#### Exercise goal
Locate each line below that includes "this" and reproduce it.

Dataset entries
********

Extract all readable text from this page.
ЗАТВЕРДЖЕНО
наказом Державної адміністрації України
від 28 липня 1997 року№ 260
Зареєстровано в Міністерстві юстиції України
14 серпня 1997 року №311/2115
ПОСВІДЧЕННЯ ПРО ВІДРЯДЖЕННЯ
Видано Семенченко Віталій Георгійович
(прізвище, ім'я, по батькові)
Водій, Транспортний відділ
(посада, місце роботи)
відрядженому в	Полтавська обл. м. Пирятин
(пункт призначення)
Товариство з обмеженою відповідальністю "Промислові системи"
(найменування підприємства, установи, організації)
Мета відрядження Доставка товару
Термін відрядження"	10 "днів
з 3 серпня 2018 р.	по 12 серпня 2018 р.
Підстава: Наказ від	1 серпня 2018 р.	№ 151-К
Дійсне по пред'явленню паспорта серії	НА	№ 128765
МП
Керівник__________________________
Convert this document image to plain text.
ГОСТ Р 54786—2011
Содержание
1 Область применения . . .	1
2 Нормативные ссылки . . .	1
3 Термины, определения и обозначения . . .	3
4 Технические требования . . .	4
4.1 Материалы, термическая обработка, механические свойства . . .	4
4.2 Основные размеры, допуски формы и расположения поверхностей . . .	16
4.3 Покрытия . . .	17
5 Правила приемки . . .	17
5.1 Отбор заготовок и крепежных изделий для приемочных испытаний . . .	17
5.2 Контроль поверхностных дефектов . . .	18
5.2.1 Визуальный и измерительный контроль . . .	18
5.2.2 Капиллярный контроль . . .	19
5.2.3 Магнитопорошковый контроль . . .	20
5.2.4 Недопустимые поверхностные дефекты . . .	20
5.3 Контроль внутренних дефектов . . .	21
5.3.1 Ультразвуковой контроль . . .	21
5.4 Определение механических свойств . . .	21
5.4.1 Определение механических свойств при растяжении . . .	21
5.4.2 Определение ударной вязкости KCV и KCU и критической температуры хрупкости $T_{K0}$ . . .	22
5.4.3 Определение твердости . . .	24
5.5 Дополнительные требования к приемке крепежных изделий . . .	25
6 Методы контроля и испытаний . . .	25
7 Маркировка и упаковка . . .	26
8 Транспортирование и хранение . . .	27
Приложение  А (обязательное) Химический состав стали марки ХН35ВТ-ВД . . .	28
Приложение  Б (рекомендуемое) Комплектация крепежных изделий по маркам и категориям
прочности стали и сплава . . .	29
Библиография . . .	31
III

********

#### Completed task
Extract all readable text from this page.
Convert this document image to plain text.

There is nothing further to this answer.